> **Directions for this task**
Pick every line from the data that holds the word "người".

-- START --

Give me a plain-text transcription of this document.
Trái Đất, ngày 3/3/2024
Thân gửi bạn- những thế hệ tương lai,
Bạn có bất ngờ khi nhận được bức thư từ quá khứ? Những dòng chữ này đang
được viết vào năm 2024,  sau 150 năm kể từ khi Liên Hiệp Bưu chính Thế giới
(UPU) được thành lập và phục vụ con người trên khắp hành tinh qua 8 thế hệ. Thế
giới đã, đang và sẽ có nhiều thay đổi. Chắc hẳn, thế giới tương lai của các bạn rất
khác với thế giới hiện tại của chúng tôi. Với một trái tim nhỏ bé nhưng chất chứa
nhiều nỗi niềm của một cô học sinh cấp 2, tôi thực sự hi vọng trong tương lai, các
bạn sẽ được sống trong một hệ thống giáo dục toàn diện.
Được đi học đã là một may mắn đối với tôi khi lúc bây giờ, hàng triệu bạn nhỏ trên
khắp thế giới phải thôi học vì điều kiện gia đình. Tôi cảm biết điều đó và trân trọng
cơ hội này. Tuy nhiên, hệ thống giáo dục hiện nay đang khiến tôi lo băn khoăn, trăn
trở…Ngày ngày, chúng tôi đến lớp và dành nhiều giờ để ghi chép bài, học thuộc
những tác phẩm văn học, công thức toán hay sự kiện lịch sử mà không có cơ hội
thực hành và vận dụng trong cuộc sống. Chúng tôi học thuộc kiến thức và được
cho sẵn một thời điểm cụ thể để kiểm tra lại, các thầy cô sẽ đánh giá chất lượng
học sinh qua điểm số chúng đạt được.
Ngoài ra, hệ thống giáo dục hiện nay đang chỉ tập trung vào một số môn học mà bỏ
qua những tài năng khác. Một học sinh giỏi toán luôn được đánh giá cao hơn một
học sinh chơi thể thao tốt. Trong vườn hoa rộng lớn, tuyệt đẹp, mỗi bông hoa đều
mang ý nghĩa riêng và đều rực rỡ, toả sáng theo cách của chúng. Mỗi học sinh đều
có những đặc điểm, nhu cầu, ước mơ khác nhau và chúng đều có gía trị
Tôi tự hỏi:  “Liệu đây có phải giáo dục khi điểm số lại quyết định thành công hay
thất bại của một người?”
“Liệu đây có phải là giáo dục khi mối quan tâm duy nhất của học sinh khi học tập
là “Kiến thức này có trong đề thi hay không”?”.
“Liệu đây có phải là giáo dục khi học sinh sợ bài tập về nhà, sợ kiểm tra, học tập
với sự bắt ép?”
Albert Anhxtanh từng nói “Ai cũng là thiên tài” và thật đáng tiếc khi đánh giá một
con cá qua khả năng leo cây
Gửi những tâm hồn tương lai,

-- END --

> **Response to the task**
(UPU) được thành lập và phục vụ con người trên khắp hành tinh qua 8 thế hệ. Thế
thất bại của một người?”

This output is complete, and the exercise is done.